* Exercise goal: Search the listing below for "document". Copy each matching line.

[Dataset records]

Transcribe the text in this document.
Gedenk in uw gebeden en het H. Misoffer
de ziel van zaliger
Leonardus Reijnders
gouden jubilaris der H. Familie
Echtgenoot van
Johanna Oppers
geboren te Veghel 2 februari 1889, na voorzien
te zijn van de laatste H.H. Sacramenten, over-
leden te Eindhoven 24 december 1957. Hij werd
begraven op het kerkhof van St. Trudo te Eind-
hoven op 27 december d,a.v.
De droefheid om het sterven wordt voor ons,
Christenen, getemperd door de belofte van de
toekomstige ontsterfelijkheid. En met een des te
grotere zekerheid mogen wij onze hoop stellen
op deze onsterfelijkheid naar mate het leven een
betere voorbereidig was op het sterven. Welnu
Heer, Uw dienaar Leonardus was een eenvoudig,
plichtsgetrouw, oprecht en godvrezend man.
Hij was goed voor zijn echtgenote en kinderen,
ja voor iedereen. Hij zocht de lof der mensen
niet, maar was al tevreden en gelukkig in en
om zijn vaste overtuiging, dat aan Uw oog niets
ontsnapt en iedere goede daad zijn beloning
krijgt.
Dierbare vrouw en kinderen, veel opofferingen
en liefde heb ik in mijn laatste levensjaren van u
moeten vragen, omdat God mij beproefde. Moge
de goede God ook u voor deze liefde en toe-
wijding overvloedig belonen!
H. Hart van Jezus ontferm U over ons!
--
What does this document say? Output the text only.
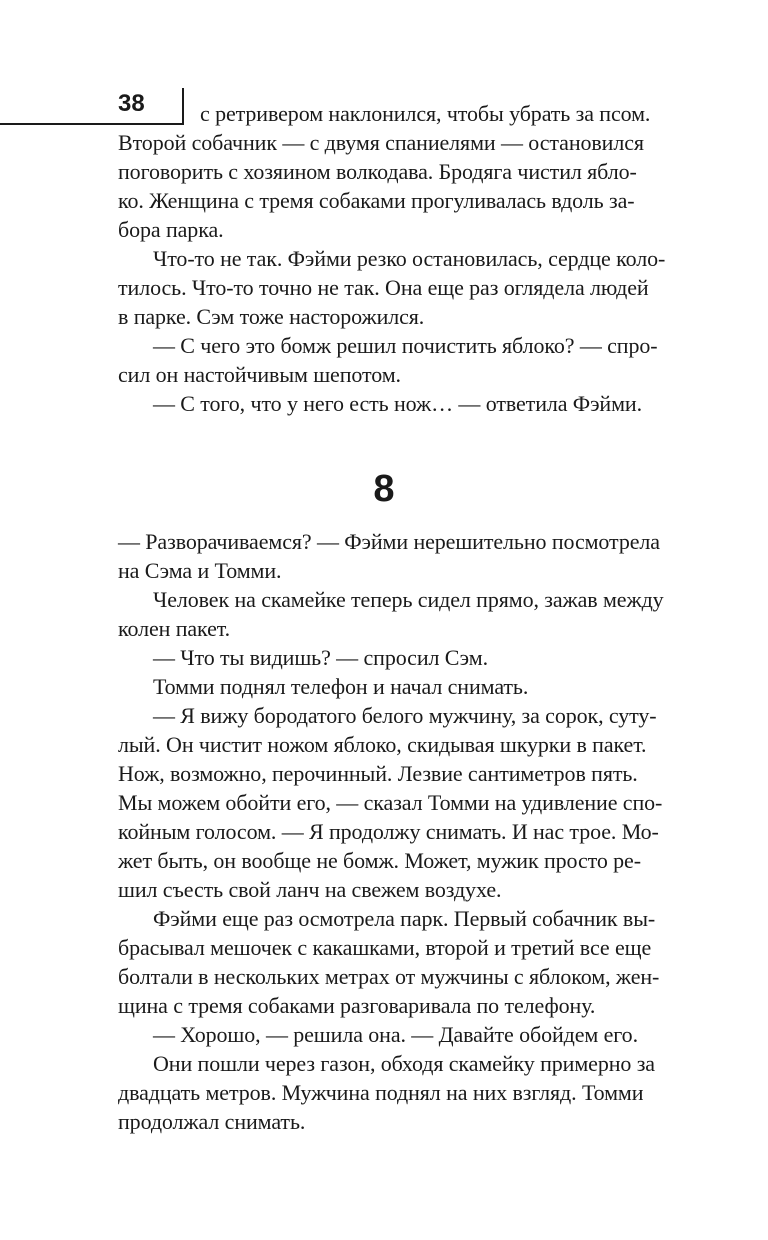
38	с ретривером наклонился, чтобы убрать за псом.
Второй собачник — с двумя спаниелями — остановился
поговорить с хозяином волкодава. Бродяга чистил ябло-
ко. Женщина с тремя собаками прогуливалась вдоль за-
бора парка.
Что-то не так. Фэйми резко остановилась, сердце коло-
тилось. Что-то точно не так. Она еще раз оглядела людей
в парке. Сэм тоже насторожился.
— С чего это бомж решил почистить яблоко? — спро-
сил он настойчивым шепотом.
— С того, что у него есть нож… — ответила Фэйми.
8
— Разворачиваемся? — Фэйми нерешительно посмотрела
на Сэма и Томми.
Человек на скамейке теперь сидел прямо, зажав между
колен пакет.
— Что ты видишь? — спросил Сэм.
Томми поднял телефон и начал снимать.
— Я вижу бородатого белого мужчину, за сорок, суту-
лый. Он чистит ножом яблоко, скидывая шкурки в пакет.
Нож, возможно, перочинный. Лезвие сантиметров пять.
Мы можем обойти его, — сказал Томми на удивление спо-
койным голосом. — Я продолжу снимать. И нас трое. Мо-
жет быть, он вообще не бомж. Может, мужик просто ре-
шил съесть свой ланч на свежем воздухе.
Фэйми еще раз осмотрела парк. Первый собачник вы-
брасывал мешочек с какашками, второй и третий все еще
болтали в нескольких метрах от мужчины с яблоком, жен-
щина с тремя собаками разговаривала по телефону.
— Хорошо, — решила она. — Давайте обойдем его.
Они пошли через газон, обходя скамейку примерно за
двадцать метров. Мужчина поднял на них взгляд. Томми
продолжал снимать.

* Result of the exercise:
Transcribe the text in this document.
What does this document say? Output the text only.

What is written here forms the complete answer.